**STATED GOAL**
All lines holding the string "title" are to be shown.

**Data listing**
________________________________________

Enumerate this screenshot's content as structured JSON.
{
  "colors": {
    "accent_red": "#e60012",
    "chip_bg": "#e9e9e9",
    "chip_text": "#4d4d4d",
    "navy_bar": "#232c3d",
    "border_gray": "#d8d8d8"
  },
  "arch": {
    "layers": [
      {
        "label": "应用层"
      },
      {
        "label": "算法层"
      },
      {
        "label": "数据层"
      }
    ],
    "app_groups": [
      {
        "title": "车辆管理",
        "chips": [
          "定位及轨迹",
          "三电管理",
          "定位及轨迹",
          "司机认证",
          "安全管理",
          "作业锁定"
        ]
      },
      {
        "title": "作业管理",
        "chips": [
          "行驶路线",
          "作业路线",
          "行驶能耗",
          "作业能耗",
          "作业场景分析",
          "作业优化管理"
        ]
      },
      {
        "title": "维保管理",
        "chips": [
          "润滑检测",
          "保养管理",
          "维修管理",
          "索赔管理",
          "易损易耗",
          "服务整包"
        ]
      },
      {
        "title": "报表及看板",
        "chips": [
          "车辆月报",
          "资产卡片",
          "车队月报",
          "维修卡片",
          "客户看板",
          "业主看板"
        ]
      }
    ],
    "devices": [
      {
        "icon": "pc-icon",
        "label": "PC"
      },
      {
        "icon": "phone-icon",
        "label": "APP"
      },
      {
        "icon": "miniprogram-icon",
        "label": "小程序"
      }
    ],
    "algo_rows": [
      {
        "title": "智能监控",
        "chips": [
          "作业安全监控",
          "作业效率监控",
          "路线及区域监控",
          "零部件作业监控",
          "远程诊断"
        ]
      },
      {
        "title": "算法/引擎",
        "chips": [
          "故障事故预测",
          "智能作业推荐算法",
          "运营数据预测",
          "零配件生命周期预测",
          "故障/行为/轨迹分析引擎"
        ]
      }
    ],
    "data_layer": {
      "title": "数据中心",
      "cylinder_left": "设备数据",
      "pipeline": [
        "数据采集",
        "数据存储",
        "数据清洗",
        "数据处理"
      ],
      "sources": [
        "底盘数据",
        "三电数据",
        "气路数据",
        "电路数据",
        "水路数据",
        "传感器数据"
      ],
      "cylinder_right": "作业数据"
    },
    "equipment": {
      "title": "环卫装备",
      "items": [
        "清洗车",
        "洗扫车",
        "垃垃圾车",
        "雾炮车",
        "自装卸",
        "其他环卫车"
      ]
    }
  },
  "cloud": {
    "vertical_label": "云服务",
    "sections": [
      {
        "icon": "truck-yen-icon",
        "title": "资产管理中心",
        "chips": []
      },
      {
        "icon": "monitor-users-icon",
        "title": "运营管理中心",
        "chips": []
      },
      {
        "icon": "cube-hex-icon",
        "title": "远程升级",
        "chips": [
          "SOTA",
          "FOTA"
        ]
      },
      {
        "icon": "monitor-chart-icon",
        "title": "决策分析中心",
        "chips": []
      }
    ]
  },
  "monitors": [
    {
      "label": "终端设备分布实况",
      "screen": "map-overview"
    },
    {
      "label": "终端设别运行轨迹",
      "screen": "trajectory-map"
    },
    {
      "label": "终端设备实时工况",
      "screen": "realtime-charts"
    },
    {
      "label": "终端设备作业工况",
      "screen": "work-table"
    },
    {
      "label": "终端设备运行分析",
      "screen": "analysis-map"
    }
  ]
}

________________________________________

**ANSWER TO THE EXERCISE**
        "title": "车辆管理",
        "title": "作业管理",
        "title": "维保管理",
        "title": "报表及看板",
        "title": "智能监控",
        "title": "算法/引擎",
      "title": "数据中心",
      "title": "环卫装备",
        "title": "资产管理中心",
        "title": "运营管理中心",
        "title": "远程升级",
        "title": "决策分析中心",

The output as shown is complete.